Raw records
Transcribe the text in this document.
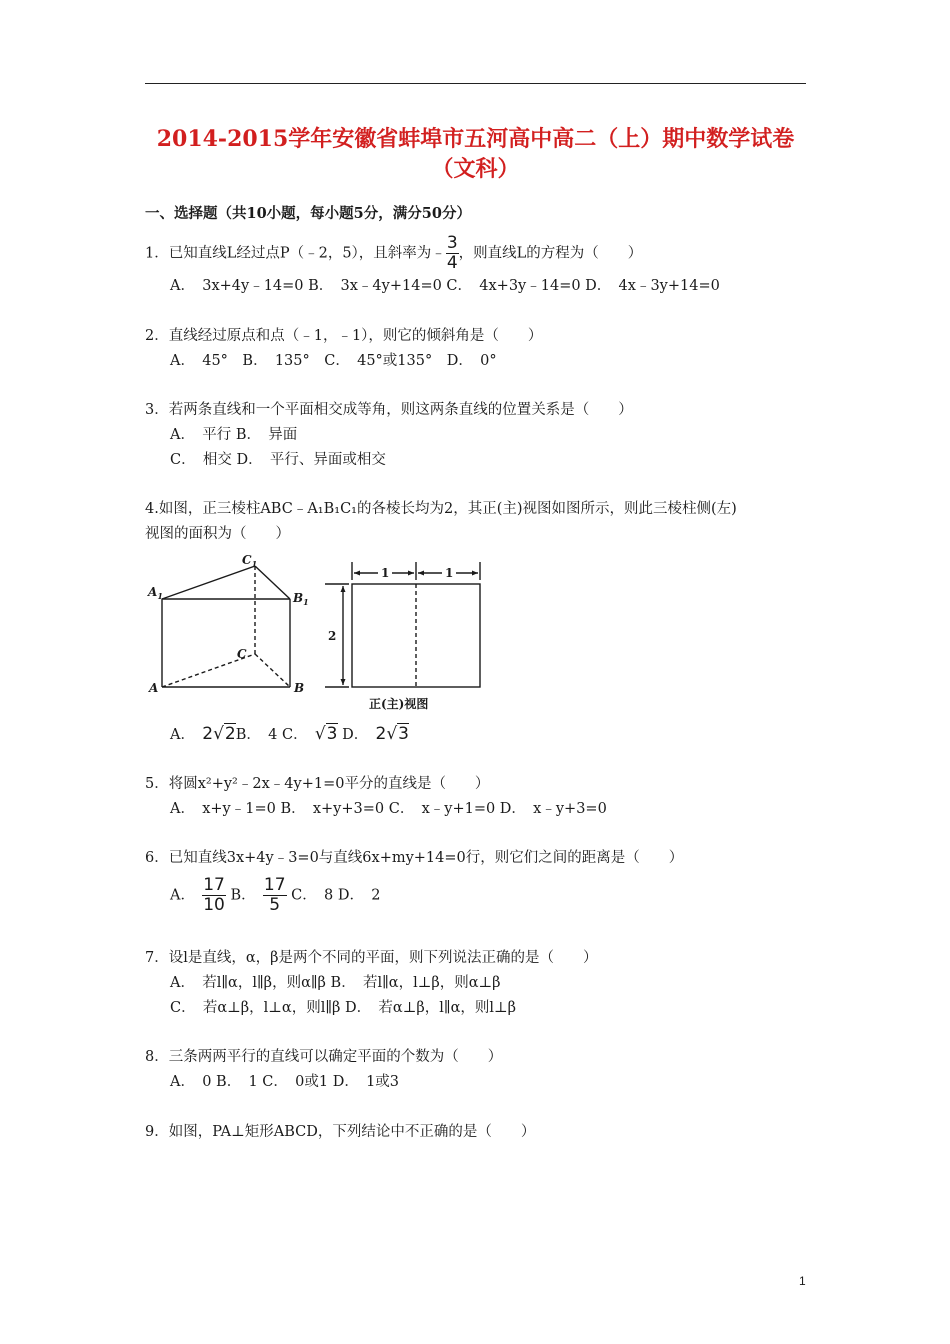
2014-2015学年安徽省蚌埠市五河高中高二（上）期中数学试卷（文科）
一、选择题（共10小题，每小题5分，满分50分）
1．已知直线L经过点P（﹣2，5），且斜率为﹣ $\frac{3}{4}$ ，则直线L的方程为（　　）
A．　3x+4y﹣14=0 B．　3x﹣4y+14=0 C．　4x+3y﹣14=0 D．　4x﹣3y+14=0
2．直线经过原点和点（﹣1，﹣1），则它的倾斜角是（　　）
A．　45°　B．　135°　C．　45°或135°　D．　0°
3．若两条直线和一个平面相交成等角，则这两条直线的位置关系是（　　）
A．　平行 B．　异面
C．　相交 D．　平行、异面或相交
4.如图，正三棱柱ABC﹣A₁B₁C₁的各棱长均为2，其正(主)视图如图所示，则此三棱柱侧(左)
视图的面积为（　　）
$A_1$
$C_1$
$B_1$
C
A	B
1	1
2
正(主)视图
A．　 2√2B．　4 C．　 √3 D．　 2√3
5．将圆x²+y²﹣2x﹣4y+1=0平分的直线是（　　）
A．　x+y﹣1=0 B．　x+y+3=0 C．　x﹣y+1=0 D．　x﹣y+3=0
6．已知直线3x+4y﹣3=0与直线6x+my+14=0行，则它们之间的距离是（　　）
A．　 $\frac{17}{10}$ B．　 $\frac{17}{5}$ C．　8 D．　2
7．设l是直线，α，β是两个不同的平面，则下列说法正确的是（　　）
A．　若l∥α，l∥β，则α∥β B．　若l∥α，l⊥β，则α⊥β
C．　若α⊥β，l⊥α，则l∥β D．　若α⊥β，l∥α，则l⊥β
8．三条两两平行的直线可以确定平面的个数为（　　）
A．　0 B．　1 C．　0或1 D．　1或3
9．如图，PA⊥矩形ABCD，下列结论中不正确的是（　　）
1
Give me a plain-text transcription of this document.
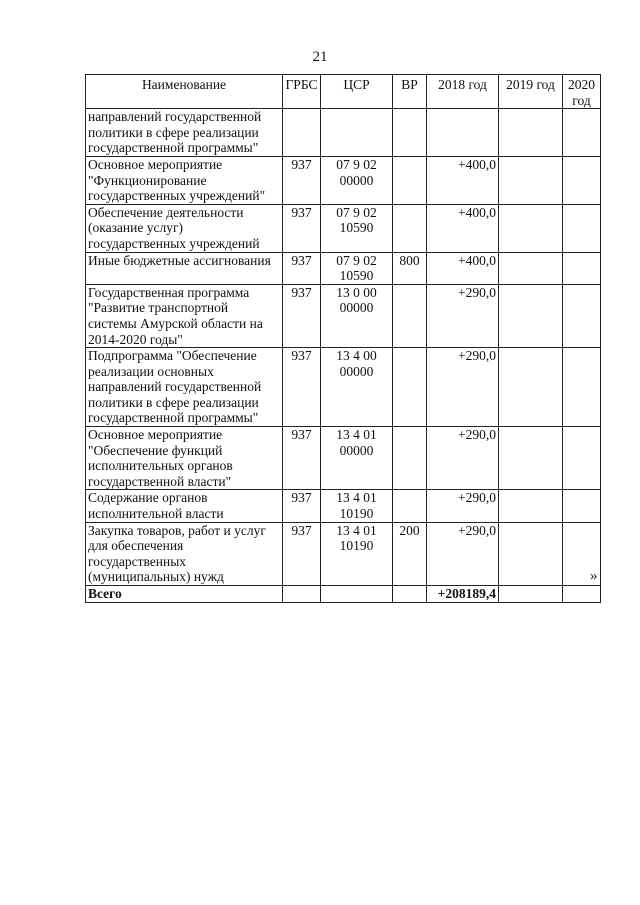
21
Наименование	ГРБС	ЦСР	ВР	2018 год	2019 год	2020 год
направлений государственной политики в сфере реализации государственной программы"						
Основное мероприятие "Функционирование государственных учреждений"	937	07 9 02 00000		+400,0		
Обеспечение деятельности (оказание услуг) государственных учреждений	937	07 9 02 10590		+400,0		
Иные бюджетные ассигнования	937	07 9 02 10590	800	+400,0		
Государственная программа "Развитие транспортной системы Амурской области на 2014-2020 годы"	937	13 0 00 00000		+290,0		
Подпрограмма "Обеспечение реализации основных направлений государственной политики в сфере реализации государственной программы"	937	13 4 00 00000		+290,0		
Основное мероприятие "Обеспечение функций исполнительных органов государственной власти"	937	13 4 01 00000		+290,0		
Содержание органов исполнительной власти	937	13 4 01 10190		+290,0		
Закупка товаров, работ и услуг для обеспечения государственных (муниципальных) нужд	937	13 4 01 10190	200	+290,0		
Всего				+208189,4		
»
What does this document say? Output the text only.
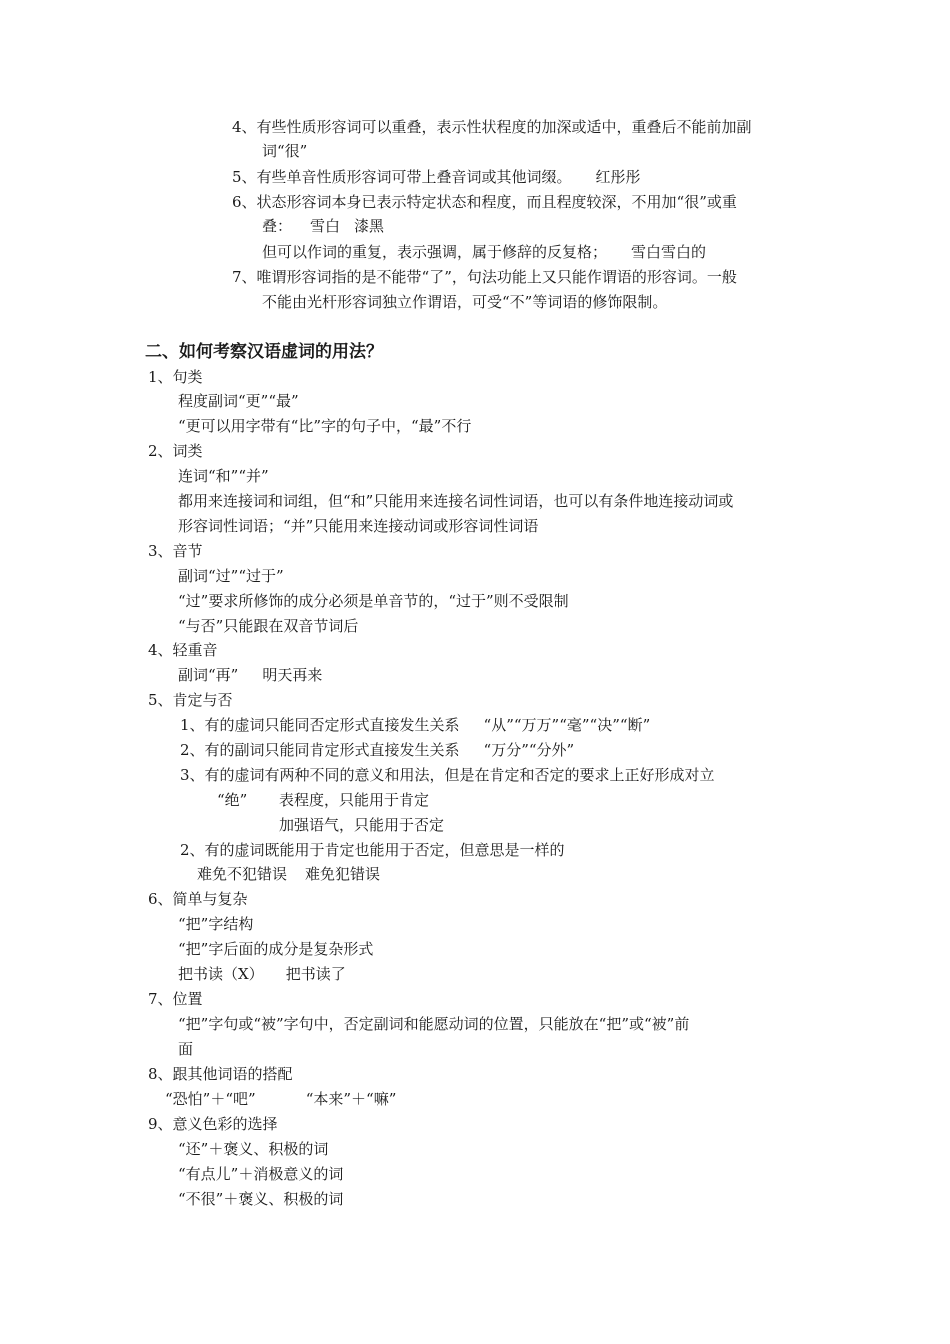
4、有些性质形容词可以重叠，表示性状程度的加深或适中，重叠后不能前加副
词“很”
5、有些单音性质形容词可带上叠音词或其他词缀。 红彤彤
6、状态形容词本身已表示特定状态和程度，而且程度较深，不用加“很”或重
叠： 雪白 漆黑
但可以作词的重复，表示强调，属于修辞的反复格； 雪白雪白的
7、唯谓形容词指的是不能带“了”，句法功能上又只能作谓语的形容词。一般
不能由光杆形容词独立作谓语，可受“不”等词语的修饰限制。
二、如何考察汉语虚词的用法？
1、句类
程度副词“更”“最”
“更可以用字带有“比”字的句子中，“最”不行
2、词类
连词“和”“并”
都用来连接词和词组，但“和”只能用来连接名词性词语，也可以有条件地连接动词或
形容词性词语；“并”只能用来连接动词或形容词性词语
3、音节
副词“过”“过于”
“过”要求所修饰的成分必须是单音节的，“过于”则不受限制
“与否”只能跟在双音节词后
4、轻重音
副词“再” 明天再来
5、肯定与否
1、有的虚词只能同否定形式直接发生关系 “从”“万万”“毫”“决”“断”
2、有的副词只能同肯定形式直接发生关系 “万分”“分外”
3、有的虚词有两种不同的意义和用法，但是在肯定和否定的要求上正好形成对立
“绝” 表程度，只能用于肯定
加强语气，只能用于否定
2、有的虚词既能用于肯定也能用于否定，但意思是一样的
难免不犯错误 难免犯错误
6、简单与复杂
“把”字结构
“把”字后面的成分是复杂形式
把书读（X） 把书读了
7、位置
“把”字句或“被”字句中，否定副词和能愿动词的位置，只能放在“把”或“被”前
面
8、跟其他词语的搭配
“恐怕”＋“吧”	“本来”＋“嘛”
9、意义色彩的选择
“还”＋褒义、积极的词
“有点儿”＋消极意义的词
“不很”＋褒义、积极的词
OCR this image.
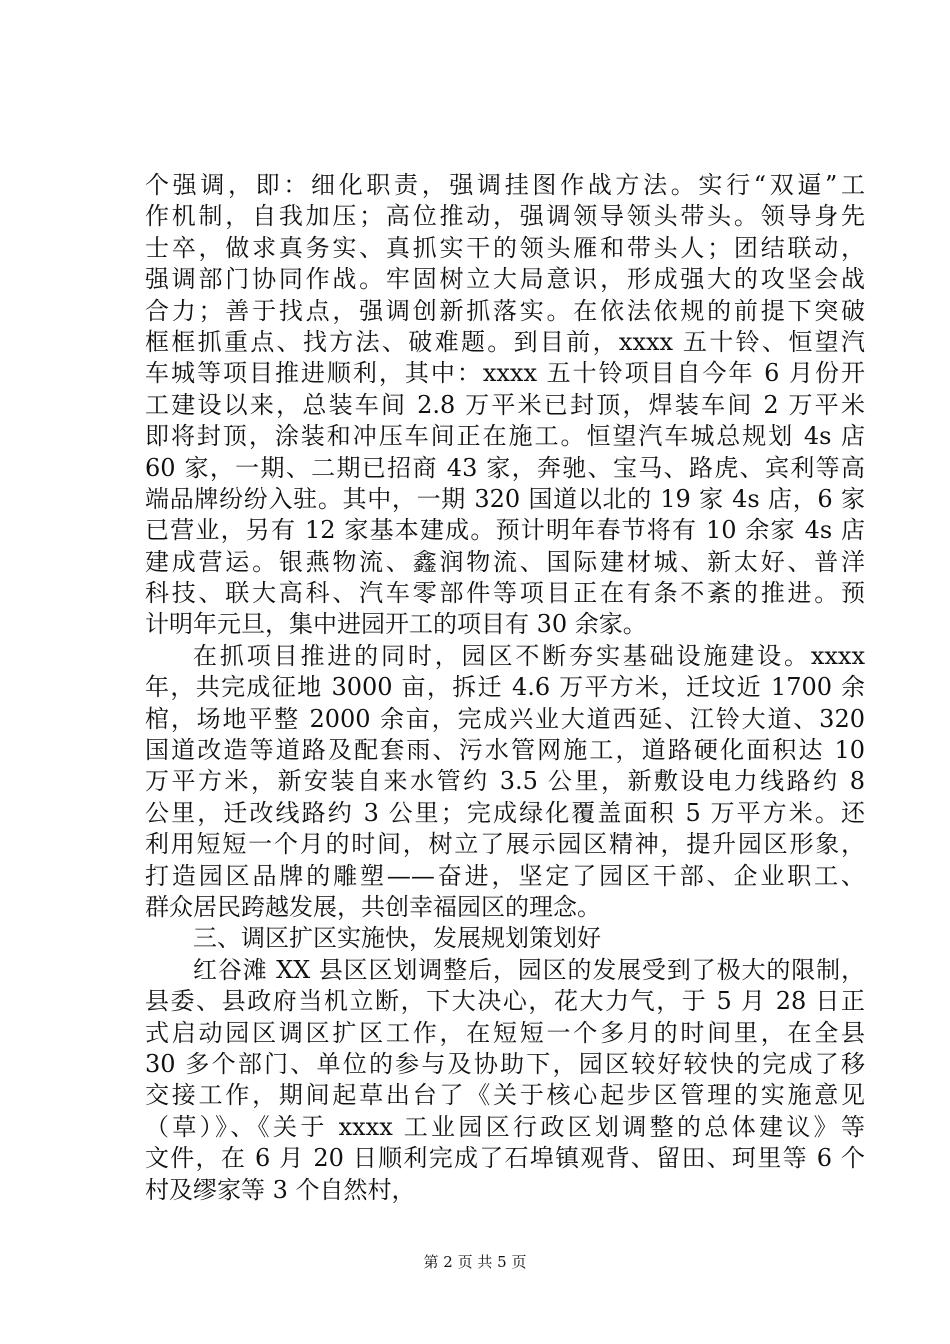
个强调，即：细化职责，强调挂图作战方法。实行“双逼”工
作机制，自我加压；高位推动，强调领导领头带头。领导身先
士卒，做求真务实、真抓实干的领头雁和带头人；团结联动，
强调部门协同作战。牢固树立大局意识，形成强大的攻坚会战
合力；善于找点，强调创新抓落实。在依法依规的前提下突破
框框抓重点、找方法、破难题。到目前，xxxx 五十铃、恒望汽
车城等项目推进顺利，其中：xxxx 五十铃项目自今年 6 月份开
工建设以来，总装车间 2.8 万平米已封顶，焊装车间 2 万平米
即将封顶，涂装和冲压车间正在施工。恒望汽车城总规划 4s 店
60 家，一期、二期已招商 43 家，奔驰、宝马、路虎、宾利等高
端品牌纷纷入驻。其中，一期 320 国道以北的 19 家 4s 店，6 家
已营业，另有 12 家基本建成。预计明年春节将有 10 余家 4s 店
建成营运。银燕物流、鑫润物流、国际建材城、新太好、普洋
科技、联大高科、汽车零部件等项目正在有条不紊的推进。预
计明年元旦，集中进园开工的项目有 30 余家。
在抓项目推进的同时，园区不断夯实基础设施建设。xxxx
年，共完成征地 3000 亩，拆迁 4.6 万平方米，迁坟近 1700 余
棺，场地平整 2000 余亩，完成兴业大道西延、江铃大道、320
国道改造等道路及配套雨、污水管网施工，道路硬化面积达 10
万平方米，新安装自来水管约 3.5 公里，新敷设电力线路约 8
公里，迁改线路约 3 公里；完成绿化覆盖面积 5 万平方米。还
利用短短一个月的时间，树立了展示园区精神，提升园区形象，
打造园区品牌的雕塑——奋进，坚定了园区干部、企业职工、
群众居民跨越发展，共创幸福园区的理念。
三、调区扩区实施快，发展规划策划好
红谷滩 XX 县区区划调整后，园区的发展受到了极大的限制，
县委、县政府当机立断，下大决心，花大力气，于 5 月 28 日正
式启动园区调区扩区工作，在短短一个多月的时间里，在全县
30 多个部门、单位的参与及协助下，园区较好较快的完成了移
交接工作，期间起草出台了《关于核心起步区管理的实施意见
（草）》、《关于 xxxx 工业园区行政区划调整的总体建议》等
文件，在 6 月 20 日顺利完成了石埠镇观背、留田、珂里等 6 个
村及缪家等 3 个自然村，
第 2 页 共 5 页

*Given task*:
Reproduce all of the material exactly, apart from the pictures.

*Result for this task*:
Transcribe the text in this document.
2014-2015学年安徽省蚌埠市五河高中高二（上）期中数学试卷（文科）
一、选择题（共10小题，每小题5分，满分50分）
1．已知直线L经过点P（﹣2，5），且斜率为﹣ $\frac{3}{4}$ ，则直线L的方程为（　　）
A．　3x+4y﹣14=0 B．　3x﹣4y+14=0 C．　4x+3y﹣14=0 D．　4x﹣3y+14=0
2．直线经过原点和点（﹣1，﹣1），则它的倾斜角是（　　）
A．　45°　B．　135°　C．　45°或135°　D．　0°
3．若两条直线和一个平面相交成等角，则这两条直线的位置关系是（　　）
A．　平行 B．　异面
C．　相交 D．　平行、异面或相交
4.如图，正三棱柱ABC﹣A₁B₁C₁的各棱长均为2，其正(主)视图如图所示，则此三棱柱侧(左)
视图的面积为（　　）
$A_1$
$C_1$
$B_1$
C
A	B
1	1
2
正(主)视图
A．　 2√2B．　4 C．　 √3 D．　 2√3
5．将圆x²+y²﹣2x﹣4y+1=0平分的直线是（　　）
A．　x+y﹣1=0 B．　x+y+3=0 C．　x﹣y+1=0 D．　x﹣y+3=0
6．已知直线3x+4y﹣3=0与直线6x+my+14=0行，则它们之间的距离是（　　）
A．　 $\frac{17}{10}$ B．　 $\frac{17}{5}$ C．　8 D．　2
7．设l是直线，α，β是两个不同的平面，则下列说法正确的是（　　）
A．　若l∥α，l∥β，则α∥β B．　若l∥α，l⊥β，则α⊥β
C．　若α⊥β，l⊥α，则l∥β D．　若α⊥β，l∥α，则l⊥β
8．三条两两平行的直线可以确定平面的个数为（　　）
A．　0 B．　1 C．　0或1 D．　1或3
9．如图，PA⊥矩形ABCD，下列结论中不正确的是（　　）
1
Give me a plain-text transcription of this document.
21
Наименование	ГРБС	ЦСР	ВР	2018 год	2019 год	2020 год
направлений государственной политики в сфере реализации государственной программы"						
Основное мероприятие "Функционирование государственных учреждений"	937	07 9 02 00000		+400,0		
Обеспечение деятельности (оказание услуг) государственных учреждений	937	07 9 02 10590		+400,0		
Иные бюджетные ассигнования	937	07 9 02 10590	800	+400,0		
Государственная программа "Развитие транспортной системы Амурской области на 2014-2020 годы"	937	13 0 00 00000		+290,0		
Подпрограмма "Обеспечение реализации основных направлений государственной политики в сфере реализации государственной программы"	937	13 4 00 00000		+290,0		
Основное мероприятие "Обеспечение функций исполнительных органов государственной власти"	937	13 4 01 00000		+290,0		
Содержание органов исполнительной власти	937	13 4 01 10190		+290,0		
Закупка товаров, работ и услуг для обеспечения государственных (муниципальных) нужд	937	13 4 01 10190	200	+290,0		
Всего				+208189,4		
»
What does this document say? Output the text only.
4、有些性质形容词可以重叠，表示性状程度的加深或适中，重叠后不能前加副
词“很”
5、有些单音性质形容词可带上叠音词或其他词缀。 红彤彤
6、状态形容词本身已表示特定状态和程度，而且程度较深，不用加“很”或重
叠： 雪白 漆黑
但可以作词的重复，表示强调，属于修辞的反复格； 雪白雪白的
7、唯谓形容词指的是不能带“了”，句法功能上又只能作谓语的形容词。一般
不能由光杆形容词独立作谓语，可受“不”等词语的修饰限制。
二、如何考察汉语虚词的用法？
1、句类
程度副词“更”“最”
“更可以用字带有“比”字的句子中，“最”不行
2、词类
连词“和”“并”
都用来连接词和词组，但“和”只能用来连接名词性词语，也可以有条件地连接动词或
形容词性词语；“并”只能用来连接动词或形容词性词语
3、音节
副词“过”“过于”
“过”要求所修饰的成分必须是单音节的，“过于”则不受限制
“与否”只能跟在双音节词后
4、轻重音
副词“再” 明天再来
5、肯定与否
1、有的虚词只能同否定形式直接发生关系 “从”“万万”“毫”“决”“断”
2、有的副词只能同肯定形式直接发生关系 “万分”“分外”
3、有的虚词有两种不同的意义和用法，但是在肯定和否定的要求上正好形成对立
“绝” 表程度，只能用于肯定
加强语气，只能用于否定
2、有的虚词既能用于肯定也能用于否定，但意思是一样的
难免不犯错误 难免犯错误
6、简单与复杂
“把”字结构
“把”字后面的成分是复杂形式
把书读（X） 把书读了
7、位置
“把”字句或“被”字句中，否定副词和能愿动词的位置，只能放在“把”或“被”前
面
8、跟其他词语的搭配
“恐怕”＋“吧”	“本来”＋“嘛”
9、意义色彩的选择
“还”＋褒义、积极的词
“有点儿”＋消极意义的词
“不很”＋褒义、积极的词
OCR this image.
个强调，即：细化职责，强调挂图作战方法。实行“双逼”工
作机制，自我加压；高位推动，强调领导领头带头。领导身先
士卒，做求真务实、真抓实干的领头雁和带头人；团结联动，
强调部门协同作战。牢固树立大局意识，形成强大的攻坚会战
合力；善于找点，强调创新抓落实。在依法依规的前提下突破
框框抓重点、找方法、破难题。到目前，xxxx 五十铃、恒望汽
车城等项目推进顺利，其中：xxxx 五十铃项目自今年 6 月份开
工建设以来，总装车间 2.8 万平米已封顶，焊装车间 2 万平米
即将封顶，涂装和冲压车间正在施工。恒望汽车城总规划 4s 店
60 家，一期、二期已招商 43 家，奔驰、宝马、路虎、宾利等高
端品牌纷纷入驻。其中，一期 320 国道以北的 19 家 4s 店，6 家
已营业，另有 12 家基本建成。预计明年春节将有 10 余家 4s 店
建成营运。银燕物流、鑫润物流、国际建材城、新太好、普洋
科技、联大高科、汽车零部件等项目正在有条不紊的推进。预
计明年元旦，集中进园开工的项目有 30 余家。
在抓项目推进的同时，园区不断夯实基础设施建设。xxxx
年，共完成征地 3000 亩，拆迁 4.6 万平方米，迁坟近 1700 余
棺，场地平整 2000 余亩，完成兴业大道西延、江铃大道、320
国道改造等道路及配套雨、污水管网施工，道路硬化面积达 10
万平方米，新安装自来水管约 3.5 公里，新敷设电力线路约 8
公里，迁改线路约 3 公里；完成绿化覆盖面积 5 万平方米。还
利用短短一个月的时间，树立了展示园区精神，提升园区形象，
打造园区品牌的雕塑——奋进，坚定了园区干部、企业职工、
群众居民跨越发展，共创幸福园区的理念。
三、调区扩区实施快，发展规划策划好
红谷滩 XX 县区区划调整后，园区的发展受到了极大的限制，
县委、县政府当机立断，下大决心，花大力气，于 5 月 28 日正
式启动园区调区扩区工作，在短短一个多月的时间里，在全县
30 多个部门、单位的参与及协助下，园区较好较快的完成了移
交接工作，期间起草出台了《关于核心起步区管理的实施意见
（草）》、《关于 xxxx 工业园区行政区划调整的总体建议》等
文件，在 6 月 20 日顺利完成了石埠镇观背、留田、珂里等 6 个
村及缪家等 3 个自然村，
第 2 页 共 5 页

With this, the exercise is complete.